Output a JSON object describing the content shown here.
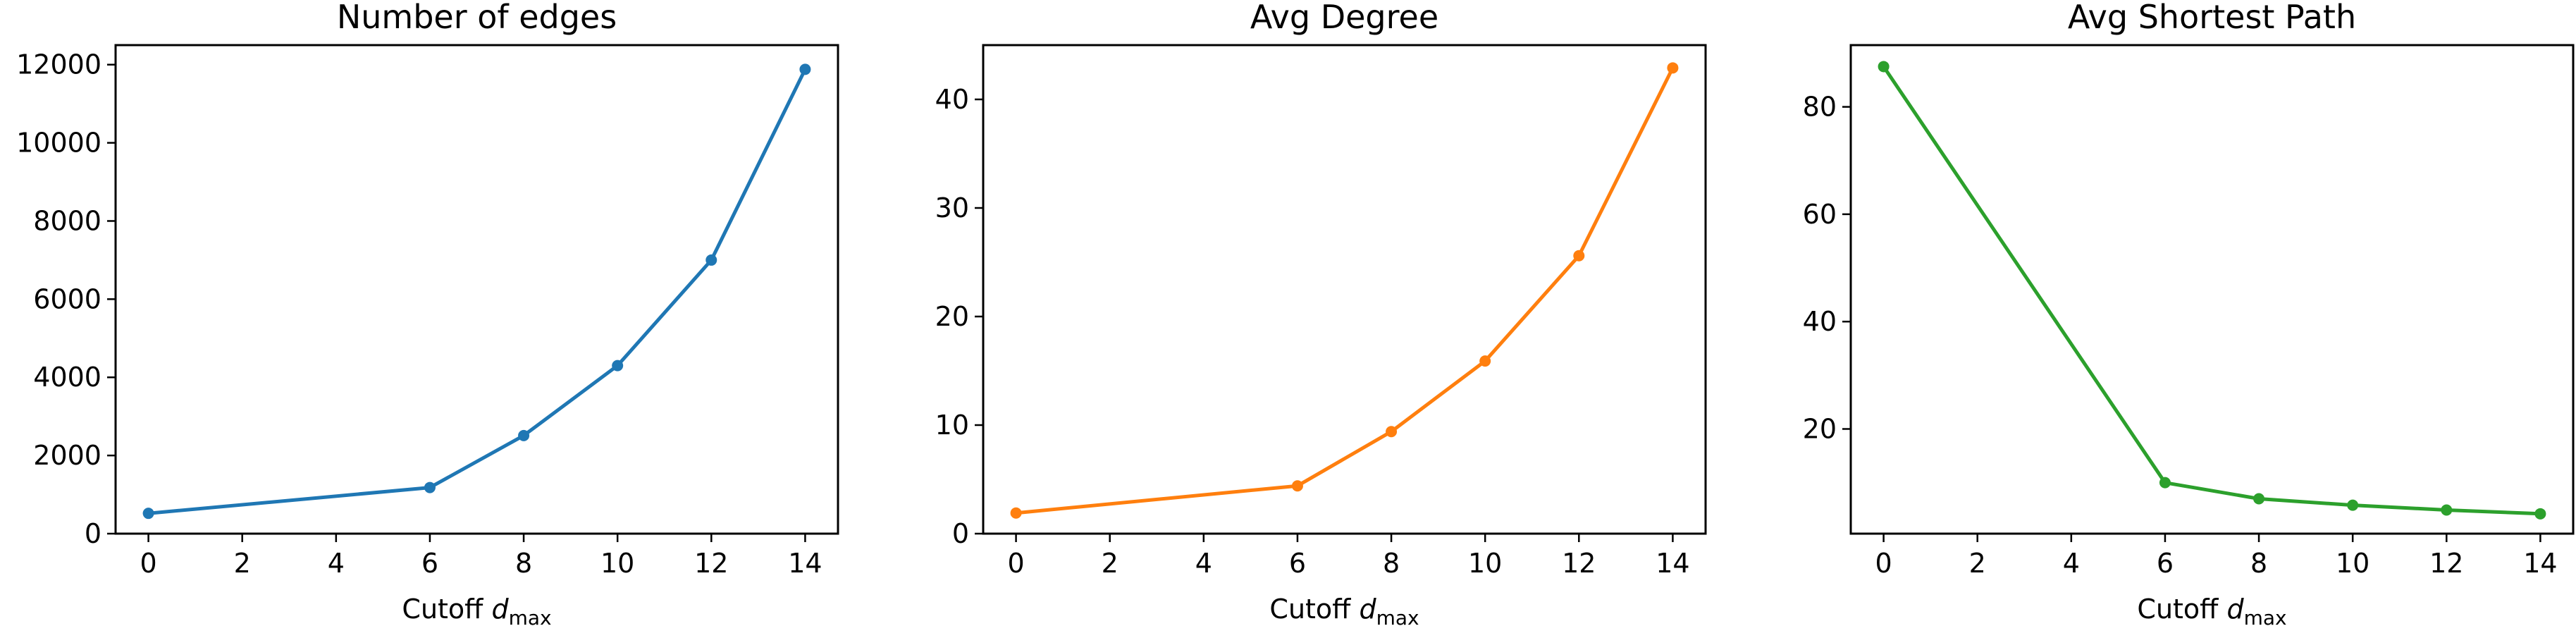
{
  "colors": {
    "blue": "#1f77b4",
    "orange": "#ff7f0e",
    "green": "#2ca02c",
    "axes": "#000000",
    "background": "#ffffff"
  },
  "chart_data": [
    {
      "type": "line",
      "title": "Number of edges",
      "xlabel": "Cutoff",
      "xlabel_math": {
        "base": "d",
        "subscript": "max"
      },
      "ylabel": "",
      "x": [
        0,
        6,
        8,
        10,
        12,
        14
      ],
      "series": [
        {
          "color": "#1f77b4",
          "values": [
            520,
            1180,
            2510,
            4300,
            7000,
            11880
          ]
        }
      ],
      "xlim": [
        -0.7,
        14.7
      ],
      "ylim": [
        0,
        12500
      ],
      "xticks": [
        0,
        2,
        4,
        6,
        8,
        10,
        12,
        14
      ],
      "yticks": [
        0,
        2000,
        4000,
        6000,
        8000,
        10000,
        12000
      ],
      "grid": false,
      "marker": "circle"
    },
    {
      "type": "line",
      "title": "Avg Degree",
      "xlabel": "Cutoff",
      "xlabel_math": {
        "base": "d",
        "subscript": "max"
      },
      "ylabel": "",
      "x": [
        0,
        6,
        8,
        10,
        12,
        14
      ],
      "series": [
        {
          "color": "#ff7f0e",
          "values": [
            1.9,
            4.4,
            9.4,
            15.9,
            25.6,
            42.9
          ]
        }
      ],
      "xlim": [
        -0.7,
        14.7
      ],
      "ylim": [
        0,
        45
      ],
      "xticks": [
        0,
        2,
        4,
        6,
        8,
        10,
        12,
        14
      ],
      "yticks": [
        0,
        10,
        20,
        30,
        40
      ],
      "grid": false,
      "marker": "circle"
    },
    {
      "type": "line",
      "title": "Avg Shortest Path",
      "xlabel": "Cutoff",
      "xlabel_math": {
        "base": "d",
        "subscript": "max"
      },
      "ylabel": "",
      "x": [
        0,
        6,
        8,
        10,
        12,
        14
      ],
      "series": [
        {
          "color": "#2ca02c",
          "values": [
            87.5,
            10.0,
            7.0,
            5.8,
            4.9,
            4.2
          ]
        }
      ],
      "xlim": [
        -0.7,
        14.7
      ],
      "ylim": [
        0.5,
        91.5
      ],
      "xticks": [
        0,
        2,
        4,
        6,
        8,
        10,
        12,
        14
      ],
      "yticks": [
        20,
        40,
        60,
        80
      ],
      "grid": false,
      "marker": "circle"
    }
  ]
}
☆ ☆ ☆ ☆ ☆
## DIRECTIVE
Make an exact copy of the whole listing, but don't bring over any pictures.

## PROBLEM SOLUTION
Output a JSON object describing the content shown here.
{
  "colors": {
    "blue": "#1f77b4",
    "orange": "#ff7f0e",
    "green": "#2ca02c",
    "axes": "#000000",
    "background": "#ffffff"
  },
  "chart_data": [
    {
      "type": "line",
      "title": "Number of edges",
      "xlabel": "Cutoff",
      "xlabel_math": {
        "base": "d",
        "subscript": "max"
      },
      "ylabel": "",
      "x": [
        0,
        6,
        8,
        10,
        12,
        14
      ],
      "series": [
        {
          "color": "#1f77b4",
          "values": [
            520,
            1180,
            2510,
            4300,
            7000,
            11880
          ]
        }
      ],
      "xlim": [
        -0.7,
        14.7
      ],
      "ylim": [
        0,
        12500
      ],
      "xticks": [
        0,
        2,
        4,
        6,
        8,
        10,
        12,
        14
      ],
      "yticks": [
        0,
        2000,
        4000,
        6000,
        8000,
        10000,
        12000
      ],
      "grid": false,
      "marker": "circle"
    },
    {
      "type": "line",
      "title": "Avg Degree",
      "xlabel": "Cutoff",
      "xlabel_math": {
        "base": "d",
        "subscript": "max"
      },
      "ylabel": "",
      "x": [
        0,
        6,
        8,
        10,
        12,
        14
      ],
      "series": [
        {
          "color": "#ff7f0e",
          "values": [
            1.9,
            4.4,
            9.4,
            15.9,
            25.6,
            42.9
          ]
        }
      ],
      "xlim": [
        -0.7,
        14.7
      ],
      "ylim": [
        0,
        45
      ],
      "xticks": [
        0,
        2,
        4,
        6,
        8,
        10,
        12,
        14
      ],
      "yticks": [
        0,
        10,
        20,
        30,
        40
      ],
      "grid": false,
      "marker": "circle"
    },
    {
      "type": "line",
      "title": "Avg Shortest Path",
      "xlabel": "Cutoff",
      "xlabel_math": {
        "base": "d",
        "subscript": "max"
      },
      "ylabel": "",
      "x": [
        0,
        6,
        8,
        10,
        12,
        14
      ],
      "series": [
        {
          "color": "#2ca02c",
          "values": [
            87.5,
            10.0,
            7.0,
            5.8,
            4.9,
            4.2
          ]
        }
      ],
      "xlim": [
        -0.7,
        14.7
      ],
      "ylim": [
        0.5,
        91.5
      ],
      "xticks": [
        0,
        2,
        4,
        6,
        8,
        10,
        12,
        14
      ],
      "yticks": [
        20,
        40,
        60,
        80
      ],
      "grid": false,
      "marker": "circle"
    }
  ]
}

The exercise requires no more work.